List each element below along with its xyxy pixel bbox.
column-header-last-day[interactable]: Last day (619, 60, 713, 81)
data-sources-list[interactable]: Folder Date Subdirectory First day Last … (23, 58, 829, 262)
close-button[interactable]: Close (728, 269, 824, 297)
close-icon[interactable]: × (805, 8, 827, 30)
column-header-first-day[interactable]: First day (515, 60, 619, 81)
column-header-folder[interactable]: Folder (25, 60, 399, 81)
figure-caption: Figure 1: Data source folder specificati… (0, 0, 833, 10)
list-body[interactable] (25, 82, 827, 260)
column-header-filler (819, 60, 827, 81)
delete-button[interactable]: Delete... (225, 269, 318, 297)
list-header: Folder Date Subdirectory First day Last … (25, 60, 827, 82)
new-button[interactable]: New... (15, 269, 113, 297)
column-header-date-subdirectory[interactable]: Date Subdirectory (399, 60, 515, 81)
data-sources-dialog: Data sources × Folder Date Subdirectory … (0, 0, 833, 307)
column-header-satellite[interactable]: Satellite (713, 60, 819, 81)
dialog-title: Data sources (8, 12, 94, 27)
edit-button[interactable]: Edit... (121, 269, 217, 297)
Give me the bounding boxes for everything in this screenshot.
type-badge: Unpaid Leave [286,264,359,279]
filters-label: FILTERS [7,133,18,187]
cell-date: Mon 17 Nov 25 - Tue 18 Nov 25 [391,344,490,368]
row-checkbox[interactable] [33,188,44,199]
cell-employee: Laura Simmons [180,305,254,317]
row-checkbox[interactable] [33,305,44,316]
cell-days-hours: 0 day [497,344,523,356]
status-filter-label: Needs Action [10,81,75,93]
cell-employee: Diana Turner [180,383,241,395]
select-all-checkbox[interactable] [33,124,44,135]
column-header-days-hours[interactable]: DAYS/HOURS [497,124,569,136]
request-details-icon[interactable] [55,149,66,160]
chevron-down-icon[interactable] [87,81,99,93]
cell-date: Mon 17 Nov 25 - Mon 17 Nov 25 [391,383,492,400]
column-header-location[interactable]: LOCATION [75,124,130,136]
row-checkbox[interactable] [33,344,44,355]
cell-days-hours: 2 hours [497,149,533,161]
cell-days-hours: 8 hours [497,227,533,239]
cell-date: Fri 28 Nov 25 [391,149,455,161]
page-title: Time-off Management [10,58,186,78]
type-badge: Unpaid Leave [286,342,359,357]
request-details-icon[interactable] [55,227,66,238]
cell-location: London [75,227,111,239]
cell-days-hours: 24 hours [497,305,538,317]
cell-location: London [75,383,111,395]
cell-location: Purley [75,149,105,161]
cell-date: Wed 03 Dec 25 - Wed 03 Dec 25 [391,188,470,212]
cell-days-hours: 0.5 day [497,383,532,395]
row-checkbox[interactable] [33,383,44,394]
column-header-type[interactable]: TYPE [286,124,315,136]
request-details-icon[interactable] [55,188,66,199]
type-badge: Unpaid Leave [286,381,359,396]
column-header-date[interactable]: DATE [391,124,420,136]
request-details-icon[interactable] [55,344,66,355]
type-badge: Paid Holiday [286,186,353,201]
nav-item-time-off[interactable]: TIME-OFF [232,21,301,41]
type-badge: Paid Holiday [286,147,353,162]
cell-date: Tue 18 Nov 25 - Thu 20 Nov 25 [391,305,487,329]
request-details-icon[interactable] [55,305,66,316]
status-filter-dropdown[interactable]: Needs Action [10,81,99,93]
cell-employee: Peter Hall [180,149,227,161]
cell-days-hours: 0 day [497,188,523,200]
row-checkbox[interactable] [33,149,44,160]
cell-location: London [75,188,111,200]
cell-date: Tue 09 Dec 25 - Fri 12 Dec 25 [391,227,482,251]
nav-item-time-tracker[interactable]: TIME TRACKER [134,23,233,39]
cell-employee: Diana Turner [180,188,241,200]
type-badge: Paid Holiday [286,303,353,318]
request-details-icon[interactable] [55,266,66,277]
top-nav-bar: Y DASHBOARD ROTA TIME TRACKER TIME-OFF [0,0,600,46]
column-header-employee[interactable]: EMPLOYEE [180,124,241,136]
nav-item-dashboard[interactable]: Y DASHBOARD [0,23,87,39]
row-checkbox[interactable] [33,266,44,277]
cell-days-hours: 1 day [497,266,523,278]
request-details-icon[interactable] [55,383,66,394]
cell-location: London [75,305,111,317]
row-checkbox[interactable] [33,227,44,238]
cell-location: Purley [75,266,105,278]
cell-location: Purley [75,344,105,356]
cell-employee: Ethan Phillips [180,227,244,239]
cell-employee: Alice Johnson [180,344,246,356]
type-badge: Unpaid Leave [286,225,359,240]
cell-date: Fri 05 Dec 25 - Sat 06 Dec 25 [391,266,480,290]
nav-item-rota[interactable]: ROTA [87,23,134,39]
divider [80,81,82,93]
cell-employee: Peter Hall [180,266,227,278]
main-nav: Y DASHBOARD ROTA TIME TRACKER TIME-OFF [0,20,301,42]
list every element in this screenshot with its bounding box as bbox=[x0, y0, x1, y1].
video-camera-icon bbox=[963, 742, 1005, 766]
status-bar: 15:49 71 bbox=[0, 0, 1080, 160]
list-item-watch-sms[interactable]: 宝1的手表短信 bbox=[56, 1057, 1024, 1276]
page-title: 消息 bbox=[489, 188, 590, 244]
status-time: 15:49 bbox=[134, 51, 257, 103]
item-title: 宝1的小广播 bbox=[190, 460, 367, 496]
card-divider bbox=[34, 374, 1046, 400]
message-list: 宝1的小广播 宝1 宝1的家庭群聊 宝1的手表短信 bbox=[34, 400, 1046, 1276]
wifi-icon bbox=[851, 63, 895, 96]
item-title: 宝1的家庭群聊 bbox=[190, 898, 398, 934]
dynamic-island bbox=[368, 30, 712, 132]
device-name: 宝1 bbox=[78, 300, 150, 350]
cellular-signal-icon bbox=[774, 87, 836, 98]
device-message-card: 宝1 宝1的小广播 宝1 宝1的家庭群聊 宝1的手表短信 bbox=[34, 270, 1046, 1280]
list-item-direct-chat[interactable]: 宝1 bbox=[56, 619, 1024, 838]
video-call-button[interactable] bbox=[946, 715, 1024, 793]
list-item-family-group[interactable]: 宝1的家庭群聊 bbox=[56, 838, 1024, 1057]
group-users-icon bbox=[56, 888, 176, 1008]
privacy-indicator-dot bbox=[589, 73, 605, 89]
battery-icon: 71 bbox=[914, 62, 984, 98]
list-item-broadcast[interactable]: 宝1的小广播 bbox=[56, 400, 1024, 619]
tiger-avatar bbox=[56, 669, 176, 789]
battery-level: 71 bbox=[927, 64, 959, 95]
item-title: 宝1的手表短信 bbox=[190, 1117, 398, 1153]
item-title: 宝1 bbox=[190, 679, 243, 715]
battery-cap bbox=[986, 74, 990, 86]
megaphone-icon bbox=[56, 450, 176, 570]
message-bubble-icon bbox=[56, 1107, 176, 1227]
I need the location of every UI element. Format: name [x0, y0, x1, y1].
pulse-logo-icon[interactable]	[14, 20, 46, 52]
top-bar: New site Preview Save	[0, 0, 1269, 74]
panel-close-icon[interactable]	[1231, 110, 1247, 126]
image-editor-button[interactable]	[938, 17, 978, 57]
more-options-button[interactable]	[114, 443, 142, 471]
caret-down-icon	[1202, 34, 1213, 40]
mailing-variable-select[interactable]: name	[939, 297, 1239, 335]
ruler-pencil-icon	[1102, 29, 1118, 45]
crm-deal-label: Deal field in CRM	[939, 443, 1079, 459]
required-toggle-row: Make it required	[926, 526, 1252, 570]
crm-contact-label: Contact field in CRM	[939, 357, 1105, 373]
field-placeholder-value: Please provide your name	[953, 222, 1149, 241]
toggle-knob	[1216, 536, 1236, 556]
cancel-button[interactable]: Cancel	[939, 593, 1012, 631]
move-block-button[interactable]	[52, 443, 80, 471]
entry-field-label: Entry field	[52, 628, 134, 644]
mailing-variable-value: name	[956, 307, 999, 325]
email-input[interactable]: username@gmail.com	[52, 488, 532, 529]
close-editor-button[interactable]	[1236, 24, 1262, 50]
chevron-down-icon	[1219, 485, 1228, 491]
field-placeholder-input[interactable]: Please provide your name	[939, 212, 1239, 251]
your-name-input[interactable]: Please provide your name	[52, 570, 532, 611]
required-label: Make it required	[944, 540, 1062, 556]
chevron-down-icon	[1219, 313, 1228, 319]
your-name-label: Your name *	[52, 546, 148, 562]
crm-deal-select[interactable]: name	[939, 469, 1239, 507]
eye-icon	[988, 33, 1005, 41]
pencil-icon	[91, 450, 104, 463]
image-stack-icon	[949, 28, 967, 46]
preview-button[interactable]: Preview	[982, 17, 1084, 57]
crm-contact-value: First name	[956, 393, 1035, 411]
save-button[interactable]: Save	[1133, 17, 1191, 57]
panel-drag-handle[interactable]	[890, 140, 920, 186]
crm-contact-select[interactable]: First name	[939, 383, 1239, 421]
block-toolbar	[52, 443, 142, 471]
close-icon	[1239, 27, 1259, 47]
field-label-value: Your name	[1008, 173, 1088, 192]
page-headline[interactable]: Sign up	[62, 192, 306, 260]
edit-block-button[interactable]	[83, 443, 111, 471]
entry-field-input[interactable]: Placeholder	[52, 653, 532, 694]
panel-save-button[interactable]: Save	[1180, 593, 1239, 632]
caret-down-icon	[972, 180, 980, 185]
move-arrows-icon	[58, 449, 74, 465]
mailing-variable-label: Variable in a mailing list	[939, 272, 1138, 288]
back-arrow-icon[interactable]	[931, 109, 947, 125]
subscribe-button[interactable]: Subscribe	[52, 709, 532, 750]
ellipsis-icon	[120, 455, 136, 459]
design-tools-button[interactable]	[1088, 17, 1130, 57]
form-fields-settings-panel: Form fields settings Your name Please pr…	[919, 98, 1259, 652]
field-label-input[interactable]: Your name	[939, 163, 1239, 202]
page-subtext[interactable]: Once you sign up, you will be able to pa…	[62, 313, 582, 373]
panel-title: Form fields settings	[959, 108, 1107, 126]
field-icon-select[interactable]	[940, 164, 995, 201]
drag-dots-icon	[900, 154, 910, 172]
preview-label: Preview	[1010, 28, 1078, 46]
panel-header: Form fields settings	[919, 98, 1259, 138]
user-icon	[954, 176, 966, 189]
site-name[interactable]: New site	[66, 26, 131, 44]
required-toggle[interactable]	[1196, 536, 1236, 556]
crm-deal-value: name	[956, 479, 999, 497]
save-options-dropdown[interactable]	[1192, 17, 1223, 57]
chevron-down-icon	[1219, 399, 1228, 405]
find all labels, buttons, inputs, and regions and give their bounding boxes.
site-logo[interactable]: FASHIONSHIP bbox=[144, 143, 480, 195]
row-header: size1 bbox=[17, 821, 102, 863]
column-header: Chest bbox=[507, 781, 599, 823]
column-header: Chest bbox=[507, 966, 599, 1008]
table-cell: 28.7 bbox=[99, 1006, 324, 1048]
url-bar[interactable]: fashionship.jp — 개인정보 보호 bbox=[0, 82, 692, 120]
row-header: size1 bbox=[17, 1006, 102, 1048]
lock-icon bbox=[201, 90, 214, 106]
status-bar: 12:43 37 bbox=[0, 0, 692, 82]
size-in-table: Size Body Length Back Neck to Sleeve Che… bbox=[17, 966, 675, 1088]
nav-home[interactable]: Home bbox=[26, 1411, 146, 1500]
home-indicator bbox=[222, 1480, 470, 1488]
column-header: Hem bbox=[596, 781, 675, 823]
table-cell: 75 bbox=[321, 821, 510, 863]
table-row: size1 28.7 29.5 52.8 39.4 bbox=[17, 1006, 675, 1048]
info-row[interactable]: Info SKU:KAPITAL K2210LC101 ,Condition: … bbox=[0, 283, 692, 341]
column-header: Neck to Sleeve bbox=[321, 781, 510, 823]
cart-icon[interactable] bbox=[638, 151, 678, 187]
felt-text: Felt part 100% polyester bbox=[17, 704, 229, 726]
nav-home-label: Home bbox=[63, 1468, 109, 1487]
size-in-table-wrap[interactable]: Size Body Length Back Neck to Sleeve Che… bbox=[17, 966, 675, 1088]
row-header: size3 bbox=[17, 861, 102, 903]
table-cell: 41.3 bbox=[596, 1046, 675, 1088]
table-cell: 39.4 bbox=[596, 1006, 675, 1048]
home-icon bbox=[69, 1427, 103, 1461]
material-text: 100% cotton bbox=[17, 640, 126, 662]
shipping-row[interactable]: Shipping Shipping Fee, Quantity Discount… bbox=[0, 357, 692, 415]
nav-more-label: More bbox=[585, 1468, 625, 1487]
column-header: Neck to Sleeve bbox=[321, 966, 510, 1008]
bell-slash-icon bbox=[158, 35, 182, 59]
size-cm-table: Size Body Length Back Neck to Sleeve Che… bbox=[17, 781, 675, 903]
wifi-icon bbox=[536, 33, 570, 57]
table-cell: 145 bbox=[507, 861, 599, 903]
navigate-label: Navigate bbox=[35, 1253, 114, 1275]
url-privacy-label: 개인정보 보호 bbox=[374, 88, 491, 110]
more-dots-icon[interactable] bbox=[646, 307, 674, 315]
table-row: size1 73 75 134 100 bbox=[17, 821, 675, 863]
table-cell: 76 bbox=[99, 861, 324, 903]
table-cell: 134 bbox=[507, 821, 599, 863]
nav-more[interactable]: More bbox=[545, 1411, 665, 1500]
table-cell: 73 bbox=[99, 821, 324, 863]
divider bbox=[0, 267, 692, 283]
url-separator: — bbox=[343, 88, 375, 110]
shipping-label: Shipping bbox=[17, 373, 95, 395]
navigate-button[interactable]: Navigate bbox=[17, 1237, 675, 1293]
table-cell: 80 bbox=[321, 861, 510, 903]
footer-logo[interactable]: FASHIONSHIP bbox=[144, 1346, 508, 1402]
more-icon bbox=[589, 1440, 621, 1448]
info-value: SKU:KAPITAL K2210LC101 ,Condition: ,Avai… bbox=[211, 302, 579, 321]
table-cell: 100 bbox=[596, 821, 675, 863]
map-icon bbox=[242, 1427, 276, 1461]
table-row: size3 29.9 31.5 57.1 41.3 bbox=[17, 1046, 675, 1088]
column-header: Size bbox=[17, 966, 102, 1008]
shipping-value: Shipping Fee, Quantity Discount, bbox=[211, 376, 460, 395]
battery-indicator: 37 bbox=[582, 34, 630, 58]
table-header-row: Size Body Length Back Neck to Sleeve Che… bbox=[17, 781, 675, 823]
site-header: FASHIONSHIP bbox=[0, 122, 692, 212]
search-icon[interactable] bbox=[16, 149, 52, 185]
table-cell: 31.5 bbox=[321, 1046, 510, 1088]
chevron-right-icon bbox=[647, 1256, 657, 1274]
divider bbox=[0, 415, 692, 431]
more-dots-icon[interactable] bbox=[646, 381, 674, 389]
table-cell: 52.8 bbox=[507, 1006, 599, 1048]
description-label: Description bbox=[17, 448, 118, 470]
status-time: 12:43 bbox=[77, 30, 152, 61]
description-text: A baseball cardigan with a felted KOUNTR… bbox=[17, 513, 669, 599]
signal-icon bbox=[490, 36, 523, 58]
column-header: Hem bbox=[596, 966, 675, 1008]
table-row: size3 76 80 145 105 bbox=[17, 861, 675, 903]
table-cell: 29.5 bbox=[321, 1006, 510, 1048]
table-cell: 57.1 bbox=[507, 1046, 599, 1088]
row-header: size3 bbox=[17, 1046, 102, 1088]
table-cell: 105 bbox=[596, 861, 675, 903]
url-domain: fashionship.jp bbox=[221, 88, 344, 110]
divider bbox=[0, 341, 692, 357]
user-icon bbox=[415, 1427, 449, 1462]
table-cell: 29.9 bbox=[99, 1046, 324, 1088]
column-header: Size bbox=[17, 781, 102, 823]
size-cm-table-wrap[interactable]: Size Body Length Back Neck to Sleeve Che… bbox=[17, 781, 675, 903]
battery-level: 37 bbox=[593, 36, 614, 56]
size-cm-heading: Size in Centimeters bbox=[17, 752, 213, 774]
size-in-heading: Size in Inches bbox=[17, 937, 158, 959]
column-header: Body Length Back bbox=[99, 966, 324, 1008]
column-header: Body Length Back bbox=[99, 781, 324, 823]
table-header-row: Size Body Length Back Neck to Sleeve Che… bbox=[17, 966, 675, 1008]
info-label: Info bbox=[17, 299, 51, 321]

※ ※ ※

§ **Consigne écrite**
Citez tel quel tout ce qui va du début des entrées jusqu'à la ligne qui contient « column-header-first-day[interactable]: First day », la première ligne et celle-ci comprises.

§ **Réponse attendue**
List each element below along with its xyxy pixel bbox.
column-header-last-day[interactable]: Last day (619, 60, 713, 81)
data-sources-list[interactable]: Folder Date Subdirectory First day Last … (23, 58, 829, 262)
close-button[interactable]: Close (728, 269, 824, 297)
close-icon[interactable]: × (805, 8, 827, 30)
column-header-first-day[interactable]: First day (515, 60, 619, 81)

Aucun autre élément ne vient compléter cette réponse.